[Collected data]
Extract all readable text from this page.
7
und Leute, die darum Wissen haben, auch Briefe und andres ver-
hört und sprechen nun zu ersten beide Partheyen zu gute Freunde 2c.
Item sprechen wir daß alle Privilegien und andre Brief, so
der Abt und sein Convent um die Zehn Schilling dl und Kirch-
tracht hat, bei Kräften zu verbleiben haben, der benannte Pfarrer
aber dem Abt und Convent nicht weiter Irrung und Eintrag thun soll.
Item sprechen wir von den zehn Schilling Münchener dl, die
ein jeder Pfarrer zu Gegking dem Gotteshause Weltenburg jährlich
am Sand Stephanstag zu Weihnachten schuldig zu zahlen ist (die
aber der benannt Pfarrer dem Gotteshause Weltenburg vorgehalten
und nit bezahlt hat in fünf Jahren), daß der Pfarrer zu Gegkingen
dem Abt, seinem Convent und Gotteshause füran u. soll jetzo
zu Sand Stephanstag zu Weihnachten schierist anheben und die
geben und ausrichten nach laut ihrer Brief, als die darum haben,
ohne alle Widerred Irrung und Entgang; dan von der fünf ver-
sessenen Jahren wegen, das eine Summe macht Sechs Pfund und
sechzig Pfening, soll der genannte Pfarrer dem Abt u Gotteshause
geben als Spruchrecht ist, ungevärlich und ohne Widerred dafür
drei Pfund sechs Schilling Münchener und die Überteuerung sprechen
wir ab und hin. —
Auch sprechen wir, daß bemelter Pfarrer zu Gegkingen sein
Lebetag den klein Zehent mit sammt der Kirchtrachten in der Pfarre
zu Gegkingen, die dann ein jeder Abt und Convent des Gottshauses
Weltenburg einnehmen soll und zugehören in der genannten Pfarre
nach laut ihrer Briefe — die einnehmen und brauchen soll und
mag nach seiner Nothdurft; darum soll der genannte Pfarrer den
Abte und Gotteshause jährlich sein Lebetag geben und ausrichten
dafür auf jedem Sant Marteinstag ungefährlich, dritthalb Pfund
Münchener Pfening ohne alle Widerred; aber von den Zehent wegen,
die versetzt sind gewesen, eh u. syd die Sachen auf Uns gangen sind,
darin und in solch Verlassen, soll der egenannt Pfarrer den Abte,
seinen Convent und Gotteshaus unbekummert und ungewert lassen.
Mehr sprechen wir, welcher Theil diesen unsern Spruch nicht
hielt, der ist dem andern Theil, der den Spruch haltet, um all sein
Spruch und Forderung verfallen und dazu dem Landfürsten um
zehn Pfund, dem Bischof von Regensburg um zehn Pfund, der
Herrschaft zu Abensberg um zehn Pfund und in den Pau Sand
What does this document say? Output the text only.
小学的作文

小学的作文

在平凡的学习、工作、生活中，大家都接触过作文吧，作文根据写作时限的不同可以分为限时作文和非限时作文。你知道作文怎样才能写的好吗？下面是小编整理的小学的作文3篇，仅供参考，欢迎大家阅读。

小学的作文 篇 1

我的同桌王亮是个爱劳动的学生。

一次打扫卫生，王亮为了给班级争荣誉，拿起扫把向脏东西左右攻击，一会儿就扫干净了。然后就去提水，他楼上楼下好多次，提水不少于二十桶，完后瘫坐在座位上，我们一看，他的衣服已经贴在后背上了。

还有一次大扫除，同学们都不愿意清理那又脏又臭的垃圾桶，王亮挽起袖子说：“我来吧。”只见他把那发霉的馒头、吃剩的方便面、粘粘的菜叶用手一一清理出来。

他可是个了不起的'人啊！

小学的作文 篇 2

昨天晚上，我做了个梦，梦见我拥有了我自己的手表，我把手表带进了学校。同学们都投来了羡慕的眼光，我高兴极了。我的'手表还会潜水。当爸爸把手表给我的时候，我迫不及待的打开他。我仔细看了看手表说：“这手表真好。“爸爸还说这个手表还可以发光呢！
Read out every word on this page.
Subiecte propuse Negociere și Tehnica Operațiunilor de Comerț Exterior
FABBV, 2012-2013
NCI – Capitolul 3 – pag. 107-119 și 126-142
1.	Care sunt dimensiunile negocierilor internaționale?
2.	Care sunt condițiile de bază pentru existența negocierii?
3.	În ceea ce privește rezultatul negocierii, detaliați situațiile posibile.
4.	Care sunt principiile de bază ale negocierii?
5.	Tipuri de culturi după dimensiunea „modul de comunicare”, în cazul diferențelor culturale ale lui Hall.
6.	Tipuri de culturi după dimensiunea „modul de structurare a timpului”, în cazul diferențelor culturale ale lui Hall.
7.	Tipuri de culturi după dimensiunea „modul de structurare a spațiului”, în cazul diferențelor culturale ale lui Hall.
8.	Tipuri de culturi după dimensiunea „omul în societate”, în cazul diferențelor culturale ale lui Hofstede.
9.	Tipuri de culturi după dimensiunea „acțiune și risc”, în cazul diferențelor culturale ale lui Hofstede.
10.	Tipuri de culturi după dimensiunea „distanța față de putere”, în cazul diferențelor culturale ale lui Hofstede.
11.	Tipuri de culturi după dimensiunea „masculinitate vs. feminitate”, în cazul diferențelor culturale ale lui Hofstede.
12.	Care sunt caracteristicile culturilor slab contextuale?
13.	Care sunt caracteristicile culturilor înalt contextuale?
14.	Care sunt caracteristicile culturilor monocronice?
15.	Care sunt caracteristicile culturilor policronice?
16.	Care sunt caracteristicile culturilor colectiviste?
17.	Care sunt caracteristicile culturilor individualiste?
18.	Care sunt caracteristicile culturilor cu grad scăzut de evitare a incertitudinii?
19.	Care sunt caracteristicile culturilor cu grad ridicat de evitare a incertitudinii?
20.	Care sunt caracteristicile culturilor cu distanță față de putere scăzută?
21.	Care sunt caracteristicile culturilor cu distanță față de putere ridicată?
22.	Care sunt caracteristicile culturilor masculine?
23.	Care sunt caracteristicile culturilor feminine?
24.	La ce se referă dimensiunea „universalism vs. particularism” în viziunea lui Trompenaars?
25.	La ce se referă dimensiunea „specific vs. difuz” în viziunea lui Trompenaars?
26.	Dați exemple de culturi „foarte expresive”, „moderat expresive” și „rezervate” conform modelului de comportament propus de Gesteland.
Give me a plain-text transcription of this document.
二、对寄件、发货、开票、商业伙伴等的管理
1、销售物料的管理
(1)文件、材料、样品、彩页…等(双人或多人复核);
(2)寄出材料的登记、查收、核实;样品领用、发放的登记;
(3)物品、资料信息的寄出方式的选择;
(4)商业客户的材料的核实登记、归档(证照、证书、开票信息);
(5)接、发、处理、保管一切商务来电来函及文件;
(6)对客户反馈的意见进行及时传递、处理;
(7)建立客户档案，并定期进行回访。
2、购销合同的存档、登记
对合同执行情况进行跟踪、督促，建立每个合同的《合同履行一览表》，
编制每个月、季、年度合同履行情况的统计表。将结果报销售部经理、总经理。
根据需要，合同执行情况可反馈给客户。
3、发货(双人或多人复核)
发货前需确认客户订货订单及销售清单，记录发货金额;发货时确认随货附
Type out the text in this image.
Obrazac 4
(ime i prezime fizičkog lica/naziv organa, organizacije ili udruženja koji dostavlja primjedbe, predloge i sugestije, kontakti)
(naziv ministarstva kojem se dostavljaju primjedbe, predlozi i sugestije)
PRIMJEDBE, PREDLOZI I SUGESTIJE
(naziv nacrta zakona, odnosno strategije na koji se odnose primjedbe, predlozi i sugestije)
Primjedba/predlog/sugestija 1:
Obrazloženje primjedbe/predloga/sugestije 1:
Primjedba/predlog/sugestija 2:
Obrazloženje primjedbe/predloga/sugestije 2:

• _What needs to be done_: All of the records must be retyped exactly as they are.

• _Response_:
Extract all readable text from this page.
7
und Leute, die darum Wissen haben, auch Briefe und andres ver-
hört und sprechen nun zu ersten beide Partheyen zu gute Freunde 2c.
Item sprechen wir daß alle Privilegien und andre Brief, so
der Abt und sein Convent um die Zehn Schilling dl und Kirch-
tracht hat, bei Kräften zu verbleiben haben, der benannte Pfarrer
aber dem Abt und Convent nicht weiter Irrung und Eintrag thun soll.
Item sprechen wir von den zehn Schilling Münchener dl, die
ein jeder Pfarrer zu Gegking dem Gotteshause Weltenburg jährlich
am Sand Stephanstag zu Weihnachten schuldig zu zahlen ist (die
aber der benannt Pfarrer dem Gotteshause Weltenburg vorgehalten
und nit bezahlt hat in fünf Jahren), daß der Pfarrer zu Gegkingen
dem Abt, seinem Convent und Gotteshause füran u. soll jetzo
zu Sand Stephanstag zu Weihnachten schierist anheben und die
geben und ausrichten nach laut ihrer Brief, als die darum haben,
ohne alle Widerred Irrung und Entgang; dan von der fünf ver-
sessenen Jahren wegen, das eine Summe macht Sechs Pfund und
sechzig Pfening, soll der genannte Pfarrer dem Abt u Gotteshause
geben als Spruchrecht ist, ungevärlich und ohne Widerred dafür
drei Pfund sechs Schilling Münchener und die Überteuerung sprechen
wir ab und hin. —
Auch sprechen wir, daß bemelter Pfarrer zu Gegkingen sein
Lebetag den klein Zehent mit sammt der Kirchtrachten in der Pfarre
zu Gegkingen, die dann ein jeder Abt und Convent des Gottshauses
Weltenburg einnehmen soll und zugehören in der genannten Pfarre
nach laut ihrer Briefe — die einnehmen und brauchen soll und
mag nach seiner Nothdurft; darum soll der genannte Pfarrer den
Abte und Gotteshause jährlich sein Lebetag geben und ausrichten
dafür auf jedem Sant Marteinstag ungefährlich, dritthalb Pfund
Münchener Pfening ohne alle Widerred; aber von den Zehent wegen,
die versetzt sind gewesen, eh u. syd die Sachen auf Uns gangen sind,
darin und in solch Verlassen, soll der egenannt Pfarrer den Abte,
seinen Convent und Gotteshaus unbekummert und ungewert lassen.
Mehr sprechen wir, welcher Theil diesen unsern Spruch nicht
hielt, der ist dem andern Theil, der den Spruch haltet, um all sein
Spruch und Forderung verfallen und dazu dem Landfürsten um
zehn Pfund, dem Bischof von Regensburg um zehn Pfund, der
Herrschaft zu Abensberg um zehn Pfund und in den Pau Sand
What does this document say? Output the text only.
小学的作文

小学的作文

在平凡的学习、工作、生活中，大家都接触过作文吧，作文根据写作时限的不同可以分为限时作文和非限时作文。你知道作文怎样才能写的好吗？下面是小编整理的小学的作文3篇，仅供参考，欢迎大家阅读。

小学的作文 篇 1

我的同桌王亮是个爱劳动的学生。

一次打扫卫生，王亮为了给班级争荣誉，拿起扫把向脏东西左右攻击，一会儿就扫干净了。然后就去提水，他楼上楼下好多次，提水不少于二十桶，完后瘫坐在座位上，我们一看，他的衣服已经贴在后背上了。

还有一次大扫除，同学们都不愿意清理那又脏又臭的垃圾桶，王亮挽起袖子说：“我来吧。”只见他把那发霉的馒头、吃剩的方便面、粘粘的菜叶用手一一清理出来。

他可是个了不起的'人啊！

小学的作文 篇 2

昨天晚上，我做了个梦，梦见我拥有了我自己的手表，我把手表带进了学校。同学们都投来了羡慕的眼光，我高兴极了。我的'手表还会潜水。当爸爸把手表给我的时候，我迫不及待的打开他。我仔细看了看手表说：“这手表真好。“爸爸还说这个手表还可以发光呢！
Read out every word on this page.
Subiecte propuse Negociere și Tehnica Operațiunilor de Comerț Exterior
FABBV, 2012-2013
NCI – Capitolul 3 – pag. 107-119 și 126-142
1.	Care sunt dimensiunile negocierilor internaționale?
2.	Care sunt condițiile de bază pentru existența negocierii?
3.	În ceea ce privește rezultatul negocierii, detaliați situațiile posibile.
4.	Care sunt principiile de bază ale negocierii?
5.	Tipuri de culturi după dimensiunea „modul de comunicare”, în cazul diferențelor culturale ale lui Hall.
6.	Tipuri de culturi după dimensiunea „modul de structurare a timpului”, în cazul diferențelor culturale ale lui Hall.
7.	Tipuri de culturi după dimensiunea „modul de structurare a spațiului”, în cazul diferențelor culturale ale lui Hall.
8.	Tipuri de culturi după dimensiunea „omul în societate”, în cazul diferențelor culturale ale lui Hofstede.
9.	Tipuri de culturi după dimensiunea „acțiune și risc”, în cazul diferențelor culturale ale lui Hofstede.
10.	Tipuri de culturi după dimensiunea „distanța față de putere”, în cazul diferențelor culturale ale lui Hofstede.
11.	Tipuri de culturi după dimensiunea „masculinitate vs. feminitate”, în cazul diferențelor culturale ale lui Hofstede.
12.	Care sunt caracteristicile culturilor slab contextuale?
13.	Care sunt caracteristicile culturilor înalt contextuale?
14.	Care sunt caracteristicile culturilor monocronice?
15.	Care sunt caracteristicile culturilor policronice?
16.	Care sunt caracteristicile culturilor colectiviste?
17.	Care sunt caracteristicile culturilor individualiste?
18.	Care sunt caracteristicile culturilor cu grad scăzut de evitare a incertitudinii?
19.	Care sunt caracteristicile culturilor cu grad ridicat de evitare a incertitudinii?
20.	Care sunt caracteristicile culturilor cu distanță față de putere scăzută?
21.	Care sunt caracteristicile culturilor cu distanță față de putere ridicată?
22.	Care sunt caracteristicile culturilor masculine?
23.	Care sunt caracteristicile culturilor feminine?
24.	La ce se referă dimensiunea „universalism vs. particularism” în viziunea lui Trompenaars?
25.	La ce se referă dimensiunea „specific vs. difuz” în viziunea lui Trompenaars?
26.	Dați exemple de culturi „foarte expresive”, „moderat expresive” și „rezervate” conform modelului de comportament propus de Gesteland.
Give me a plain-text transcription of this document.
二、对寄件、发货、开票、商业伙伴等的管理
1、销售物料的管理
(1)文件、材料、样品、彩页…等(双人或多人复核);
(2)寄出材料的登记、查收、核实;样品领用、发放的登记;
(3)物品、资料信息的寄出方式的选择;
(4)商业客户的材料的核实登记、归档(证照、证书、开票信息);
(5)接、发、处理、保管一切商务来电来函及文件;
(6)对客户反馈的意见进行及时传递、处理;
(7)建立客户档案，并定期进行回访。
2、购销合同的存档、登记
对合同执行情况进行跟踪、督促，建立每个合同的《合同履行一览表》，
编制每个月、季、年度合同履行情况的统计表。将结果报销售部经理、总经理。
根据需要，合同执行情况可反馈给客户。
3、发货(双人或多人复核)
发货前需确认客户订货订单及销售清单，记录发货金额;发货时确认随货附
Type out the text in this image.
Obrazac 4
(ime i prezime fizičkog lica/naziv organa, organizacije ili udruženja koji dostavlja primjedbe, predloge i sugestije, kontakti)
(naziv ministarstva kojem se dostavljaju primjedbe, predlozi i sugestije)
PRIMJEDBE, PREDLOZI I SUGESTIJE
(naziv nacrta zakona, odnosno strategije na koji se odnose primjedbe, predlozi i sugestije)
Primjedba/predlog/sugestija 1:
Obrazloženje primjedbe/predloga/sugestije 1:
Primjedba/predlog/sugestija 2:
Obrazloženje primjedbe/predloga/sugestije 2:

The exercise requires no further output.